Locate the word "strip" in the material, then show every line that holds it.

▬▬▬▬▬▬▬▬▬▬

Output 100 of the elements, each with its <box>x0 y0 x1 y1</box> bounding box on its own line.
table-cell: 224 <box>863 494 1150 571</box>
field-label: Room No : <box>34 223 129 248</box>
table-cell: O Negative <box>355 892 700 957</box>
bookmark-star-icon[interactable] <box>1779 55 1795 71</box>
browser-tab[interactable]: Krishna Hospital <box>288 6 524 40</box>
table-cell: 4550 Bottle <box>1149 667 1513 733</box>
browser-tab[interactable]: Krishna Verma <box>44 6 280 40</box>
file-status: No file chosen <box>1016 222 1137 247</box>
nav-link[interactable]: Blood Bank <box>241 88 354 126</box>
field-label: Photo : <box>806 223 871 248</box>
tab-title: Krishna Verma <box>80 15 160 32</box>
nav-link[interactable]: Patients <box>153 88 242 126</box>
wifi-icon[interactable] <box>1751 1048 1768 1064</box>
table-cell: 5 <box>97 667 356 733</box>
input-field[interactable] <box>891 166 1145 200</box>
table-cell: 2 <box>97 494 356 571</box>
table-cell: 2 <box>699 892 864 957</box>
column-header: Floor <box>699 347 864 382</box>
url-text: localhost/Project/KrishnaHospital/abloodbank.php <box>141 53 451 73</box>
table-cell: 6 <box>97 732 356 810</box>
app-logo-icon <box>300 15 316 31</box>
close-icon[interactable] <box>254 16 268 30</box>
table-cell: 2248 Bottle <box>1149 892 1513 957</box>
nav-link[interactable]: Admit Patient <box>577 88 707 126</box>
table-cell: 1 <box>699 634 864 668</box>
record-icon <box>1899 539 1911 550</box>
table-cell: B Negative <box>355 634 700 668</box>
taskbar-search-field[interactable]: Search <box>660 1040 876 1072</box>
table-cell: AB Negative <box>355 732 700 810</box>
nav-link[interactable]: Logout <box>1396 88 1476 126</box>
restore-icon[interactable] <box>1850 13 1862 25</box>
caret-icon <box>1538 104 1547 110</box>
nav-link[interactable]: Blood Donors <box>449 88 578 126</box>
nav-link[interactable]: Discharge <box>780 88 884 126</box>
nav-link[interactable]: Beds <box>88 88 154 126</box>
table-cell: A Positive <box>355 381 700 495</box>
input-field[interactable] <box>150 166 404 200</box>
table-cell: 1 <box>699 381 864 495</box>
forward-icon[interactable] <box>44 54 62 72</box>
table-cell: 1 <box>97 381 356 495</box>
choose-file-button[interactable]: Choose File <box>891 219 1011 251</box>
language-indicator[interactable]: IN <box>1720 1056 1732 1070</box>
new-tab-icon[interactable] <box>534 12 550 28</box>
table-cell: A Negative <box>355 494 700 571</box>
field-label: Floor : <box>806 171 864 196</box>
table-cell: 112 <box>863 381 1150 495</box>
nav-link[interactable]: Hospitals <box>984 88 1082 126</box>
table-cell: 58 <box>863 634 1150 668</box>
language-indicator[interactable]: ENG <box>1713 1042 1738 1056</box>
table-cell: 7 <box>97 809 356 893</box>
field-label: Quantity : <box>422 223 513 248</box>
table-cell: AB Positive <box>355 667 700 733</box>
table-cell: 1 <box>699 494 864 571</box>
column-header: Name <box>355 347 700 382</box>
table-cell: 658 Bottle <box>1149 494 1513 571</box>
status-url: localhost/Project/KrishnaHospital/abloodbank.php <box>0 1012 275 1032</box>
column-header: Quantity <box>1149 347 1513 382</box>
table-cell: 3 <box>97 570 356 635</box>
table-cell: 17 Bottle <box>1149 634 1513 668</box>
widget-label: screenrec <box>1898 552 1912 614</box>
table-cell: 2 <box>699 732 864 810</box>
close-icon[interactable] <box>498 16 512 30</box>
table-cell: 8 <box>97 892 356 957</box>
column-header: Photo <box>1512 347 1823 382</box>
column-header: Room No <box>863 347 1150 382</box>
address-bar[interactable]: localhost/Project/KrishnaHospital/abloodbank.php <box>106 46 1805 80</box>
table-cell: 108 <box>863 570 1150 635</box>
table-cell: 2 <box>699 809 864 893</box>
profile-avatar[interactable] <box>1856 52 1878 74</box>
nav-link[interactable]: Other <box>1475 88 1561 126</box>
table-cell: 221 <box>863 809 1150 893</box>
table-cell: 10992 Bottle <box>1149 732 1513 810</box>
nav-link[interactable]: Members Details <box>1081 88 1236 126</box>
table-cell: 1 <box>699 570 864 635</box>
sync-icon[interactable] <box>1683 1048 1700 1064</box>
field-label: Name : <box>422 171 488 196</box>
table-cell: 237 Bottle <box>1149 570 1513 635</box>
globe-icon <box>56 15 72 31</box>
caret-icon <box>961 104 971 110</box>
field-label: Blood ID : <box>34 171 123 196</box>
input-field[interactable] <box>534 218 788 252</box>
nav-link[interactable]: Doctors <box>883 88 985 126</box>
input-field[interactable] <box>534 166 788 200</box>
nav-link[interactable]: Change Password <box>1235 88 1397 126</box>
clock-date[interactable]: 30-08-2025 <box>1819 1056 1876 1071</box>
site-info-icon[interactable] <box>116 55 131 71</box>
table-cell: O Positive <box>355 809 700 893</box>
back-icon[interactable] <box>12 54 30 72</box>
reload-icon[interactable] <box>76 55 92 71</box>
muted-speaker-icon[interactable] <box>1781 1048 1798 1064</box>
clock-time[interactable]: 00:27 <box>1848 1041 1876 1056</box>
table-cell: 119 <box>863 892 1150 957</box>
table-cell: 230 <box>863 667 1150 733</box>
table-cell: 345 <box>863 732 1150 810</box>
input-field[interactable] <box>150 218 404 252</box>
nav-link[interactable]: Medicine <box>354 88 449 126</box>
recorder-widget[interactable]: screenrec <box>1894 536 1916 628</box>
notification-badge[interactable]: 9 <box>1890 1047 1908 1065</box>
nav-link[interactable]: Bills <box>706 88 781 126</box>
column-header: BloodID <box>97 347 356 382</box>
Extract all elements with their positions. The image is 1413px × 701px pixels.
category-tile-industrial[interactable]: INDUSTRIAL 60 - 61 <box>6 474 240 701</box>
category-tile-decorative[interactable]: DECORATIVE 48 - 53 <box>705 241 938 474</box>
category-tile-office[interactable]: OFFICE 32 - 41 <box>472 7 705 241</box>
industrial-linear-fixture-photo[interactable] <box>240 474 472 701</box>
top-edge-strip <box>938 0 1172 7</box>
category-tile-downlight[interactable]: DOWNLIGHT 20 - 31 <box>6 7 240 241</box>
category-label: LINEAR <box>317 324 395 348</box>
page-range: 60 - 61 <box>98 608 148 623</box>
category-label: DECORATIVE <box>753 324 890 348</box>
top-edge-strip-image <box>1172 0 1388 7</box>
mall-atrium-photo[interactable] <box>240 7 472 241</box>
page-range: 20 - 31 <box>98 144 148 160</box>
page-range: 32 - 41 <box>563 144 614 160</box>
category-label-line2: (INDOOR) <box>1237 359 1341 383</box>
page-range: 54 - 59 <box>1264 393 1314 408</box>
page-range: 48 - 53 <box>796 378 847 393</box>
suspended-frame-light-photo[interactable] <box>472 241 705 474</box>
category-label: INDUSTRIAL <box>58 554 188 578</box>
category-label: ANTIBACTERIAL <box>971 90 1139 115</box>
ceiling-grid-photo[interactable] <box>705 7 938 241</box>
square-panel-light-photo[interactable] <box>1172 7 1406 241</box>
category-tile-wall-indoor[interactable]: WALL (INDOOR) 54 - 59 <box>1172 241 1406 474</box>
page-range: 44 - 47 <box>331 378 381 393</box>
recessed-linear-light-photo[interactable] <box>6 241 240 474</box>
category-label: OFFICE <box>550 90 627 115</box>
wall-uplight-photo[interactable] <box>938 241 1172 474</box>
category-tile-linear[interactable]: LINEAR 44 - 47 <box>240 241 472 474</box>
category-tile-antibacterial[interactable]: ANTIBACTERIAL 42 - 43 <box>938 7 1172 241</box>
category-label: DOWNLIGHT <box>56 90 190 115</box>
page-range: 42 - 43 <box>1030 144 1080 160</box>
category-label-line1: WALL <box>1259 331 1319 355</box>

▬▬▬▬▬▬▬▬▬▬

EXERCISE SOLUTION:
top-edge-strip <box>938 0 1172 7</box>
top-edge-strip-image <box>1172 0 1388 7</box>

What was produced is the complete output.